-- Begin --

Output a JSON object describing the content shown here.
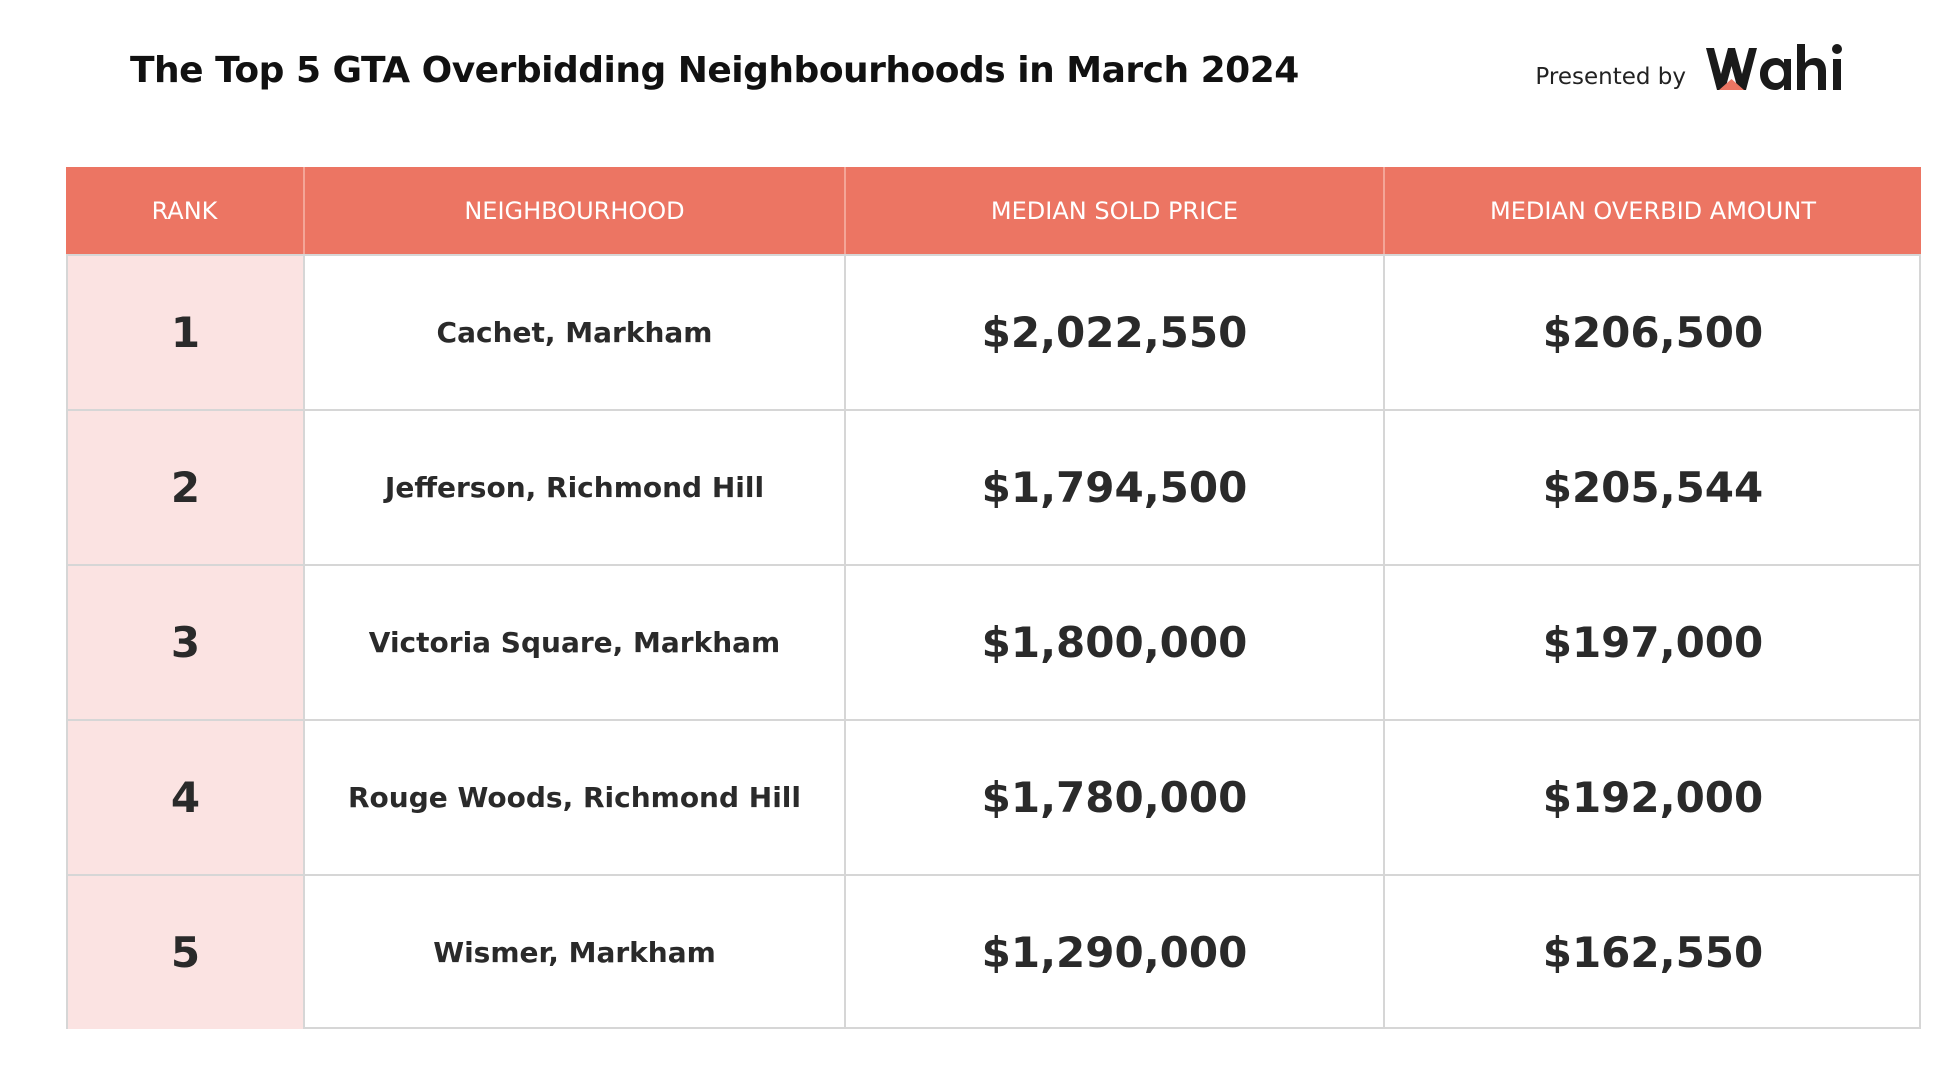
{
  "header": {
    "title": "The Top 5 GTA Overbidding Neighbourhoods in March 2024",
    "presented_by": "Presented by",
    "brand_logo_text": "Wahi",
    "brand_color": "#1a1a1a",
    "brand_accent": "#ec7563"
  },
  "colors": {
    "header_bg": "#ec7563",
    "rank_bg": "#fbe3e2",
    "grid_line": "#d6d6d6"
  },
  "chart_data": {
    "type": "table",
    "title": "The Top 5 GTA Overbidding Neighbourhoods in March 2024",
    "columns": [
      "RANK",
      "NEIGHBOURHOOD",
      "MEDIAN SOLD PRICE",
      "MEDIAN OVERBID AMOUNT"
    ],
    "rows": [
      [
        "1",
        "Cachet, Markham",
        "$2,022,550",
        "$206,500"
      ],
      [
        "2",
        "Jefferson, Richmond Hill",
        "$1,794,500",
        "$205,544"
      ],
      [
        "3",
        "Victoria Square, Markham",
        "$1,800,000",
        "$197,000"
      ],
      [
        "4",
        "Rouge Woods, Richmond Hill",
        "$1,780,000",
        "$192,000"
      ],
      [
        "5",
        "Wismer, Markham",
        "$1,290,000",
        "$162,550"
      ]
    ]
  }
}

-- End --

## STATED EXERCISE
Gather each line from the entries above that includes the word "MEDIAN".

## SOLUTION BELOW
      "MEDIAN SOLD PRICE",
      "MEDIAN OVERBID AMOUNT"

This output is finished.